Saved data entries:

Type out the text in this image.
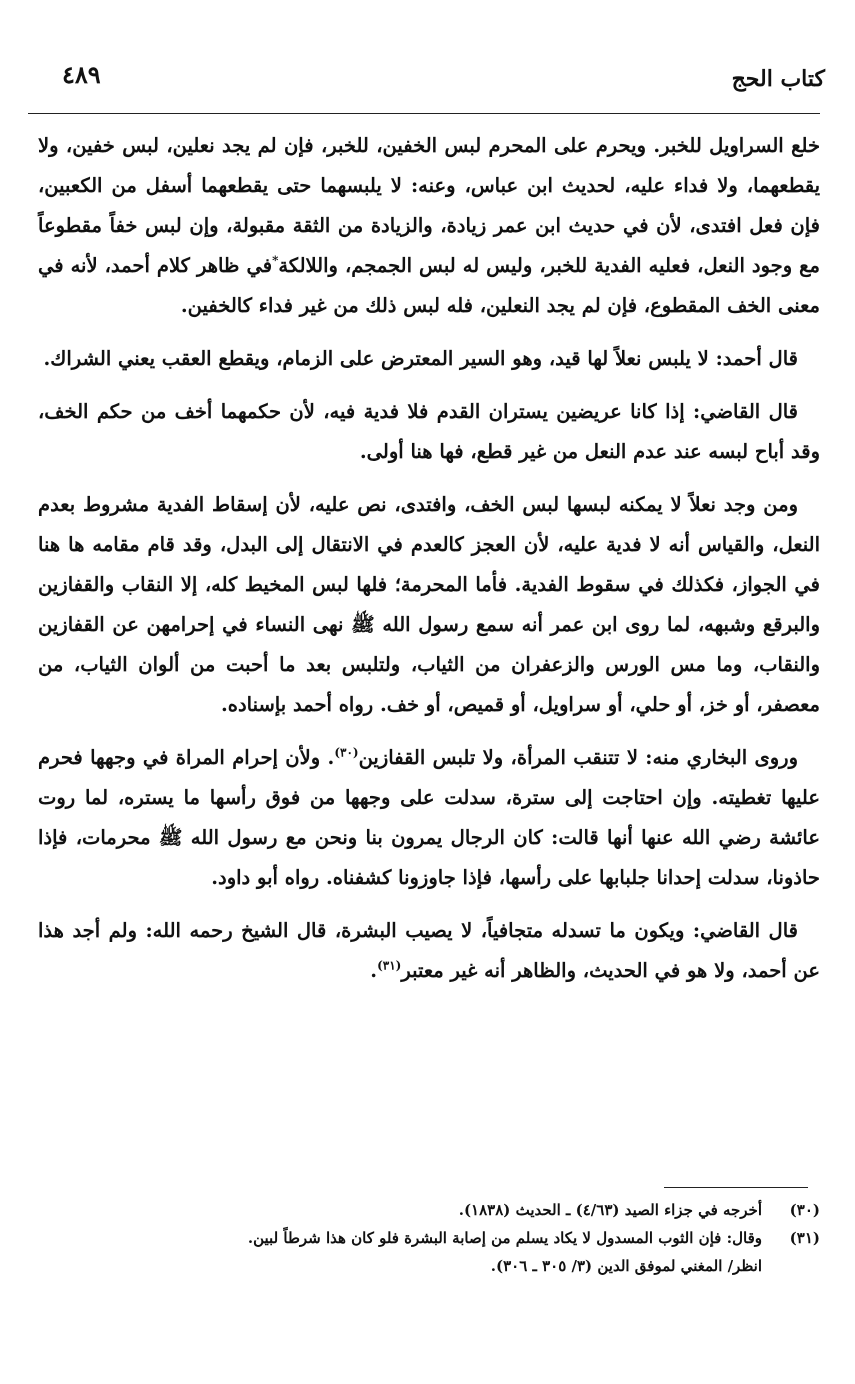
كتاب الحج
٤٨٩

خلع السراويل للخبر. ويحرم على المحرم لبس الخفين، للخبر، فإن لم يجد نعلين، لبس خفين، ولا يقطعهما، ولا فداء عليه، لحديث ابن عباس، وعنه: لا يلبسهما حتى يقطعهما أسفل من الكعبين، فإن فعل افتدى، لأن في حديث ابن عمر زيادة، والزيادة من الثقة مقبولة، وإن لبس خفاً مقطوعاً مع وجود النعل، فعليه الفدية للخبر، وليس له لبس الجمجم، واللالكة*في ظاهر كلام أحمد، لأنه في معنى الخف المقطوع، فإن لم يجد النعلين، فله لبس ذلك من غير فداء كالخفين.

قال أحمد: لا يلبس نعلاً لها قيد، وهو السير المعترض على الزمام، ويقطع العقب يعني الشراك.

قال القاضي: إذا كانا عريضين يستران القدم فلا فدية فيه، لأن حكمهما أخف من حكم الخف، وقد أباح لبسه عند عدم النعل من غير قطع، فها هنا أولى.

ومن وجد نعلاً لا يمكنه لبسها لبس الخف، وافتدى، نص عليه، لأن إسقاط الفدية مشروط بعدم النعل، والقياس أنه لا فدية عليه، لأن العجز كالعدم في الانتقال إلى البدل، وقد قام مقامه ها هنا في الجواز، فكذلك في سقوط الفدية. فأما المحرمة؛ فلها لبس المخيط كله، إلا النقاب والقفازين والبرقع وشبهه، لما روى ابن عمر أنه سمع رسول الله ﷺ نهى النساء في إحرامهن عن القفازين والنقاب، وما مس الورس والزعفران من الثياب، ولتلبس بعد ما أحبت من ألوان الثياب، من معصفر، أو خز، أو حلي، أو سراويل، أو قميص، أو خف. رواه أحمد بإسناده.

وروى البخاري منه: لا تتنقب المرأة، ولا تلبس القفازين$^{(٣٠)}$. ولأن إحرام المراة في وجهها فحرم عليها تغطيته. وإن احتاجت إلى سترة، سدلت على وجهها من فوق رأسها ما يستره، لما روت عائشة رضي الله عنها أنها قالت: كان الرجال يمرون بنا ونحن مع رسول الله ﷺ محرمات، فإذا حاذونا، سدلت إحدانا جلبابها على رأسها، فإذا جاوزونا كشفناه. رواه أبو داود.

قال القاضي: ويكون ما تسدله متجافياً، لا يصيب البشرة، قال الشيخ رحمه الله: ولم أجد هذا عن أحمد، ولا هو في الحديث، والظاهر أنه غير معتبر$^{(٣١)}$.

(٣٠)
أخرجه في جزاء الصيد (٤/٦٣) ـ الحديث (١٨٣٨).
(٣١)
وقال: فإن الثوب المسدول لا يكاد يسلم من إصابة البشرة فلو كان هذا شرطاً لبين.
انظر/ المغني لموفق الدين (٣/ ٣٠٥ ـ ٣٠٦).
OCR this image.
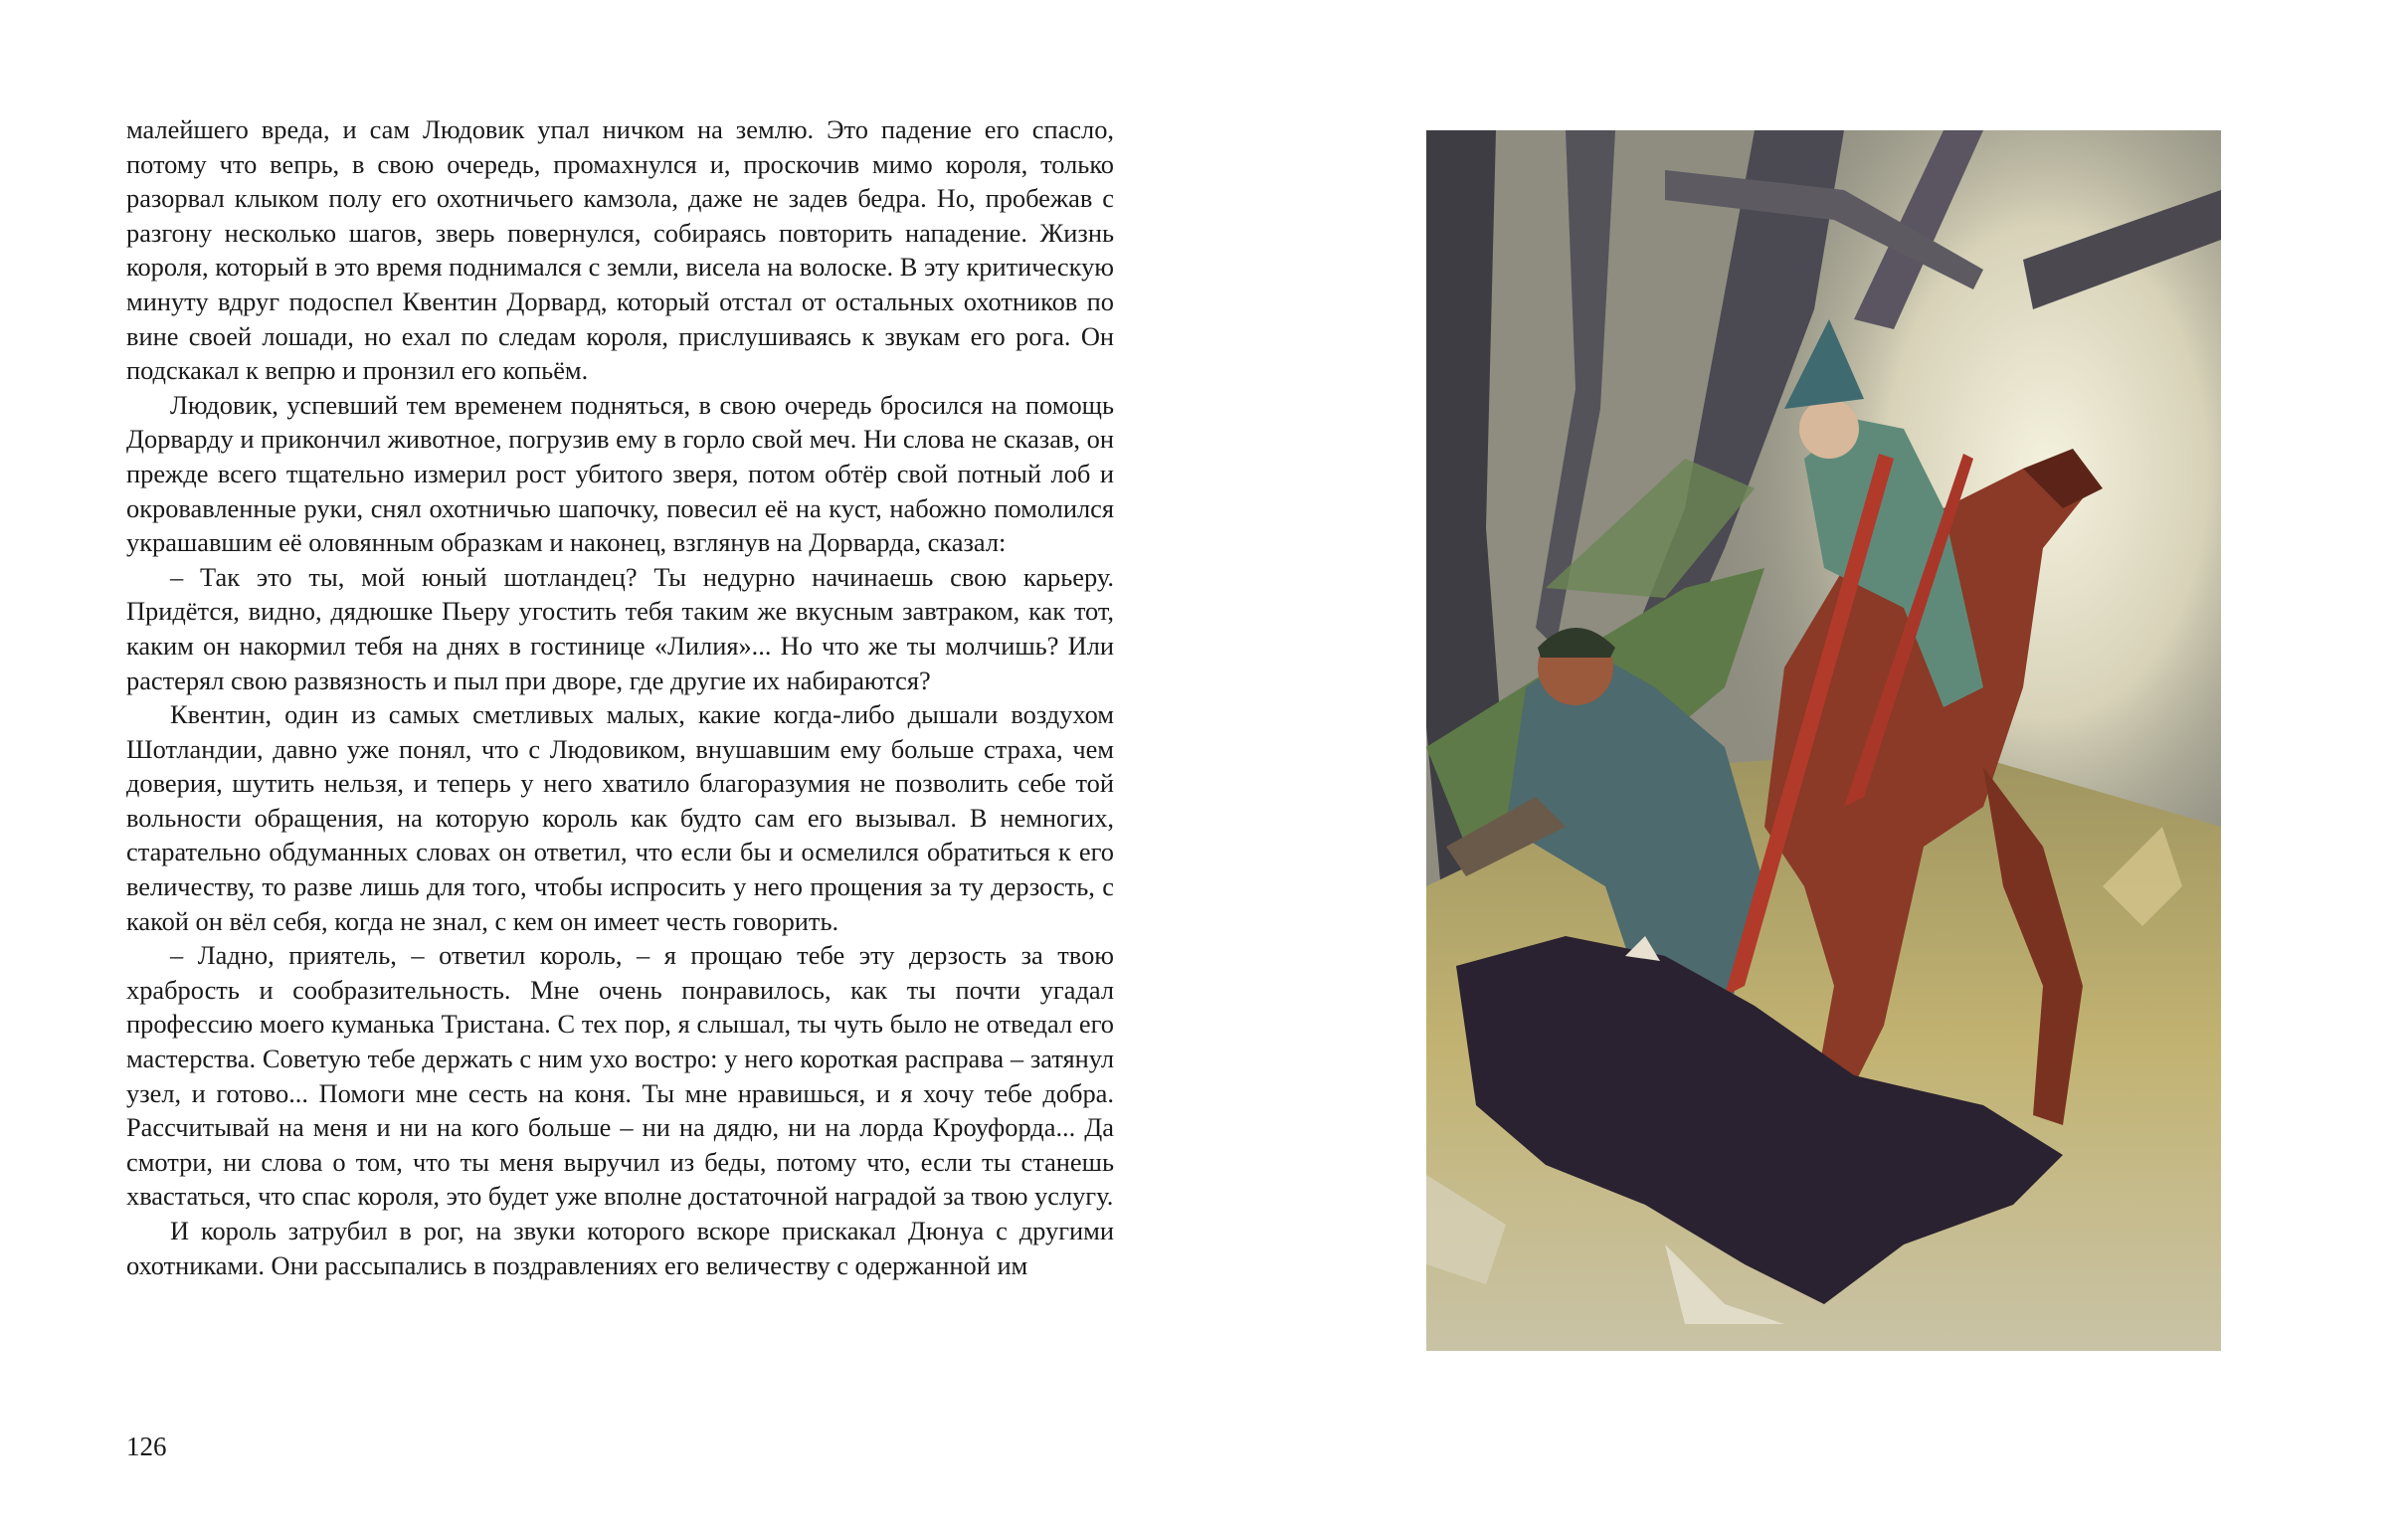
малейшего вреда, и сам Людовик упал ничком на землю. Это падение его спасло, потому что вепрь, в свою очередь, промахнулся и, проскочив мимо короля, только разорвал клыком полу его охотничьего камзола, даже не задев бедра. Но, пробежав с разгону несколько шагов, зверь повернулся, собираясь повторить нападение. Жизнь короля, который в это время поднимался с земли, висела на волоске. В эту критическую минуту вдруг подоспел Квентин Дорвард, который отстал от остальных охотников по вине своей лошади, но ехал по следам короля, прислушиваясь к звукам его рога. Он подскакал к вепрю и пронзил его копьём.

Людовик, успевший тем временем подняться, в свою очередь бросился на помощь Дорварду и прикончил животное, погрузив ему в горло свой меч. Ни слова не сказав, он прежде всего тщательно измерил рост убитого зверя, потом обтёр свой потный лоб и окровавленные руки, снял охотничью шапочку, повесил её на куст, набожно помолился украшавшим её оловянным образкам и наконец, взглянув на Дорварда, сказал:

– Так это ты, мой юный шотландец? Ты недурно начинаешь свою карьеру. Придётся, видно, дядюшке Пьеру угостить тебя таким же вкусным завтраком, как тот, каким он накормил тебя на днях в гостинице «Лилия»... Но что же ты молчишь? Или растерял свою развязность и пыл при дворе, где другие их набираются?

Квентин, один из самых сметливых малых, какие когда-либо дышали воздухом Шотландии, давно уже понял, что с Людовиком, внушавшим ему больше страха, чем доверия, шутить нельзя, и теперь у него хватило благоразумия не позволить себе той вольности обращения, на которую король как будто сам его вызывал. В немногих, старательно обдуманных словах он ответил, что если бы и осмелился обратиться к его величеству, то разве лишь для того, чтобы испросить у него прощения за ту дерзость, с какой он вёл себя, когда не знал, с кем он имеет честь говорить.

– Ладно, приятель, – ответил король, – я прощаю тебе эту дерзость за твою храбрость и сообразительность. Мне очень понравилось, как ты почти угадал профессию моего куманька Тристана. С тех пор, я слышал, ты чуть было не отведал его мастерства. Советую тебе держать с ним ухо востро: у него короткая расправа – затянул узел, и готово... Помоги мне сесть на коня. Ты мне нравишься, и я хочу тебе добра. Рассчитывай на меня и ни на кого больше – ни на дядю, ни на лорда Кроуфорда... Да смотри, ни слова о том, что ты меня выручил из беды, потому что, если ты станешь хвастаться, что спас короля, это будет уже вполне достаточной наградой за твою услугу.

И король затрубил в рог, на звуки которого вскоре прискакал Дюнуа с другими охотниками. Они рассыпались в поздравлениях его величеству с одержанной им

126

● **WRITTEN REQUEST**: Return the entries unchanged, save for the pictures, which do not belong in the copy.

● **TASK RESULT**:
Type out the text in this image.
كتاب الحج
٤٨٩

خلع السراويل للخبر. ويحرم على المحرم لبس الخفين، للخبر، فإن لم يجد نعلين، لبس خفين، ولا يقطعهما، ولا فداء عليه، لحديث ابن عباس، وعنه: لا يلبسهما حتى يقطعهما أسفل من الكعبين، فإن فعل افتدى، لأن في حديث ابن عمر زيادة، والزيادة من الثقة مقبولة، وإن لبس خفاً مقطوعاً مع وجود النعل، فعليه الفدية للخبر، وليس له لبس الجمجم، واللالكة*في ظاهر كلام أحمد، لأنه في معنى الخف المقطوع، فإن لم يجد النعلين، فله لبس ذلك من غير فداء كالخفين.

قال أحمد: لا يلبس نعلاً لها قيد، وهو السير المعترض على الزمام، ويقطع العقب يعني الشراك.

قال القاضي: إذا كانا عريضين يستران القدم فلا فدية فيه، لأن حكمهما أخف من حكم الخف، وقد أباح لبسه عند عدم النعل من غير قطع، فها هنا أولى.

ومن وجد نعلاً لا يمكنه لبسها لبس الخف، وافتدى، نص عليه، لأن إسقاط الفدية مشروط بعدم النعل، والقياس أنه لا فدية عليه، لأن العجز كالعدم في الانتقال إلى البدل، وقد قام مقامه ها هنا في الجواز، فكذلك في سقوط الفدية. فأما المحرمة؛ فلها لبس المخيط كله، إلا النقاب والقفازين والبرقع وشبهه، لما روى ابن عمر أنه سمع رسول الله ﷺ نهى النساء في إحرامهن عن القفازين والنقاب، وما مس الورس والزعفران من الثياب، ولتلبس بعد ما أحبت من ألوان الثياب، من معصفر، أو خز، أو حلي، أو سراويل، أو قميص، أو خف. رواه أحمد بإسناده.

وروى البخاري منه: لا تتنقب المرأة، ولا تلبس القفازين$^{(٣٠)}$. ولأن إحرام المراة في وجهها فحرم عليها تغطيته. وإن احتاجت إلى سترة، سدلت على وجهها من فوق رأسها ما يستره، لما روت عائشة رضي الله عنها أنها قالت: كان الرجال يمرون بنا ونحن مع رسول الله ﷺ محرمات، فإذا حاذونا، سدلت إحدانا جلبابها على رأسها، فإذا جاوزونا كشفناه. رواه أبو داود.

قال القاضي: ويكون ما تسدله متجافياً، لا يصيب البشرة، قال الشيخ رحمه الله: ولم أجد هذا عن أحمد، ولا هو في الحديث، والظاهر أنه غير معتبر$^{(٣١)}$.

(٣٠)
أخرجه في جزاء الصيد (٤/٦٣) ـ الحديث (١٨٣٨).
(٣١)
وقال: فإن الثوب المسدول لا يكاد يسلم من إصابة البشرة فلو كان هذا شرطاً لبين.
انظر/ المغني لموفق الدين (٣/ ٣٠٥ ـ ٣٠٦).
OCR this image.
малейшего вреда, и сам Людовик упал ничком на землю. Это падение его спасло, потому что вепрь, в свою очередь, промахнулся и, проскочив мимо короля, только разорвал клыком полу его охотничьего камзола, даже не задев бедра. Но, пробежав с разгону несколько шагов, зверь повернулся, собираясь повторить нападение. Жизнь короля, который в это время поднимался с земли, висела на волоске. В эту критическую минуту вдруг подоспел Квентин Дорвард, который отстал от остальных охотников по вине своей лошади, но ехал по следам короля, прислушиваясь к звукам его рога. Он подскакал к вепрю и пронзил его копьём.

Людовик, успевший тем временем подняться, в свою очередь бросился на помощь Дорварду и прикончил животное, погрузив ему в горло свой меч. Ни слова не сказав, он прежде всего тщательно измерил рост убитого зверя, потом обтёр свой потный лоб и окровавленные руки, снял охотничью шапочку, повесил её на куст, набожно помолился украшавшим её оловянным образкам и наконец, взглянув на Дорварда, сказал:

– Так это ты, мой юный шотландец? Ты недурно начинаешь свою карьеру. Придётся, видно, дядюшке Пьеру угостить тебя таким же вкусным завтраком, как тот, каким он накормил тебя на днях в гостинице «Лилия»... Но что же ты молчишь? Или растерял свою развязность и пыл при дворе, где другие их набираются?

Квентин, один из самых сметливых малых, какие когда-либо дышали воздухом Шотландии, давно уже понял, что с Людовиком, внушавшим ему больше страха, чем доверия, шутить нельзя, и теперь у него хватило благоразумия не позволить себе той вольности обращения, на которую король как будто сам его вызывал. В немногих, старательно обдуманных словах он ответил, что если бы и осмелился обратиться к его величеству, то разве лишь для того, чтобы испросить у него прощения за ту дерзость, с какой он вёл себя, когда не знал, с кем он имеет честь говорить.

– Ладно, приятель, – ответил король, – я прощаю тебе эту дерзость за твою храбрость и сообразительность. Мне очень понравилось, как ты почти угадал профессию моего куманька Тристана. С тех пор, я слышал, ты чуть было не отведал его мастерства. Советую тебе держать с ним ухо востро: у него короткая расправа – затянул узел, и готово... Помоги мне сесть на коня. Ты мне нравишься, и я хочу тебе добра. Рассчитывай на меня и ни на кого больше – ни на дядю, ни на лорда Кроуфорда... Да смотри, ни слова о том, что ты меня выручил из беды, потому что, если ты станешь хвастаться, что спас короля, это будет уже вполне достаточной наградой за твою услугу.

И король затрубил в рог, на звуки которого вскоре прискакал Дюнуа с другими охотниками. Они рассыпались в поздравлениях его величеству с одержанной им

126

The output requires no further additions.